Since introducing the Squatty Potty toileting aid to friends and family in 2010, the Edwards family of Saint George, UT, has sold hundreds of thousands of the (ahem) stools that purport to make elimination more efficient.
“That’s without any marketing at all,” said CEO Bobby Edwards, a contractor and designer who developed the stool that puts users’ feet on a slant, causing their bums to mimic a squat. “People found us.”
So did FDA, which cited Squatty Potty in January 2017 for failure to have written medical device reporting procedures. The company was not aware that they were marketing what FDA considered a medical device.
“We’ve resolved it,” Edwards said in a recent interview. “We hired an attorney to come in and help us to get compliant with that procedure…. We’ve got all that now in place and are taking notes on every complaint we get. The only requirement is that we keep a log.”
That’s not been Squatty Potty’s only government run-in. In October 2017, the company recalled the hat-shaped top step of its children’s stool, SquattyPottymus. The company received two reports of children falling from the stool, “resulting in one child hitting her chin on the toilet and biting the inside of her mouth causing her to bleed. Another child fell and hit his head on a wall,” says a report by the Consumer Product Safety Commission (CPSC).
“It was built as kind of a grow-with-me type thing,” Edwards explained. “They can use it with potty training and up until they’re eight years old.”
The company has since had an industrial engineer redesign the SquattyPottymus kit and plans to introduce it in May. Meanwhile, it has a bunch of plastic hippopotamus hats piled up in the office, waiting for someone from CPSC to come and witness their destruction.
Edwards initially designed Squatty Potty for his mom, Judy, to ease her constipation and hemorrhoids. The pair appeared on TV’s Shark Tank and the Dr. Oz Show and has been featured in numerous news articles.
“It was just something that helped my mom,” Edwards said. “She wanted to share her secret that that was the proper pooping posture.”

Task goal
Continue the Squatty Potty article from the point where it stops.

Records supplied
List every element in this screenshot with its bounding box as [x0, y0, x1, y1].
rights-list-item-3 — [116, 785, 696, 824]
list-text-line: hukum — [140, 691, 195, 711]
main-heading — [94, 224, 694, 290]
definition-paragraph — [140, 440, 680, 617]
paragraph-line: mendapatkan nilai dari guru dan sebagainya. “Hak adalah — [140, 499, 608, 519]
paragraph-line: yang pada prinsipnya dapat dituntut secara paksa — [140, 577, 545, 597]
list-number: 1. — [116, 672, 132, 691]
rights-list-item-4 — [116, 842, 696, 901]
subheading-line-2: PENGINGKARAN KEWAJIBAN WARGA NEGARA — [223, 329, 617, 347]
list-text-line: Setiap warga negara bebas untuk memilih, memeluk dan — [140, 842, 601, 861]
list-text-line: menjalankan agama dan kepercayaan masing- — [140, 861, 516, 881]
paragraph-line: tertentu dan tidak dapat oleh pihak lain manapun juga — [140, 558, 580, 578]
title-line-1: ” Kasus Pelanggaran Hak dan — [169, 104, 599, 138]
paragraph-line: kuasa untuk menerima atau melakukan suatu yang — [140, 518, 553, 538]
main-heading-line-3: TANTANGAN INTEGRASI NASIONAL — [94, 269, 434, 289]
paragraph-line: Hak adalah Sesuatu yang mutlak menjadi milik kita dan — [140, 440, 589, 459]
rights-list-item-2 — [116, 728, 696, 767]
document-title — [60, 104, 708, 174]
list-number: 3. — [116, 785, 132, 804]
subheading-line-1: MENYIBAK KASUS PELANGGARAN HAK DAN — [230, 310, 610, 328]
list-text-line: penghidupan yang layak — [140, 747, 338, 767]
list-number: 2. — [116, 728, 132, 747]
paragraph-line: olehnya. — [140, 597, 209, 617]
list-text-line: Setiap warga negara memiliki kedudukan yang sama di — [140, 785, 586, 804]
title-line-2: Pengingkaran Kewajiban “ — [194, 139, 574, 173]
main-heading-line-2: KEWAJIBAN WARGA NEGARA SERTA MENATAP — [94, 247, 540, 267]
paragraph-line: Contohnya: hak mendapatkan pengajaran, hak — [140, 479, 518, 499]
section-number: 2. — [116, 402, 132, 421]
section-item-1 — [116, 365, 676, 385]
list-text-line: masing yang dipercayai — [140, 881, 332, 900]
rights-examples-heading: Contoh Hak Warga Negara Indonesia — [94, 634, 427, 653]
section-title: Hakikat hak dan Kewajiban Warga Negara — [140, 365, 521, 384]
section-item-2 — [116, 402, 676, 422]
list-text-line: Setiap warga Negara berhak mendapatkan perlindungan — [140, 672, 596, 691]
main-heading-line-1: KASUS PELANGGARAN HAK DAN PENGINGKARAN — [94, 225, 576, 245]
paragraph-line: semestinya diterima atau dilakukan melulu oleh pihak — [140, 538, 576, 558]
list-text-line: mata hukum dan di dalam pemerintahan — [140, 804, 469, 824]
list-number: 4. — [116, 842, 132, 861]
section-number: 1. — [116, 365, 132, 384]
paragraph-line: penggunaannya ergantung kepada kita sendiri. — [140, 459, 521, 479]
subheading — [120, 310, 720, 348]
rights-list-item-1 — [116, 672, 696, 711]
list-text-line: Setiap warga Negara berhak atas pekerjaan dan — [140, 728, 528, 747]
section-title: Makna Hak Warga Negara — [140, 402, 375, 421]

Response to the exercise
The company also produced some hilarious, award-winning ads featuring a prince, a merman, a dragon, and a cavorting unicorn that effortlessly poops rainbow ice cream, thanks to Squatty Potty.
In addition to its original white plastic stool and SquattyPottymus, the company now offers adjustable stools for adults, wooden stools, travel stools, toilet odor-elimination spray, and a poop-emoji plunger.
“It’s selling really well in stores like at Bed Bath and Walmart,” Edwards said of the plunger. “They just put it in their novelty section, and it’s selling like crazy. It’s going to be a big part of our business this year.”
The company is developing more products, including shower items and a soothing witch-hazel foam that can be sprayed onto toilet paper as an alternative to pipe-clogging wet wipes.
“We’re kind of just using the bathroom space to create a better bathroom experience,” Edwards said.
On the medical device side, a Mayo Clinic gastroenterologist is conducting a clinical trial on the efficacy of Squatty Potty. The product has received FDA clearance and is being used in hospitals and other institutions, according to Edwards. He acknowledged that the company should have done some things differently before plunging into the world of medical devices.
“We probably should have hired the FDA attorney in the beginning,” he said. “They’re just so knowledgeable.”
A couple models of Squatty Potty were among the top-10 best-selling medical supplies and equipment on Amazon last December.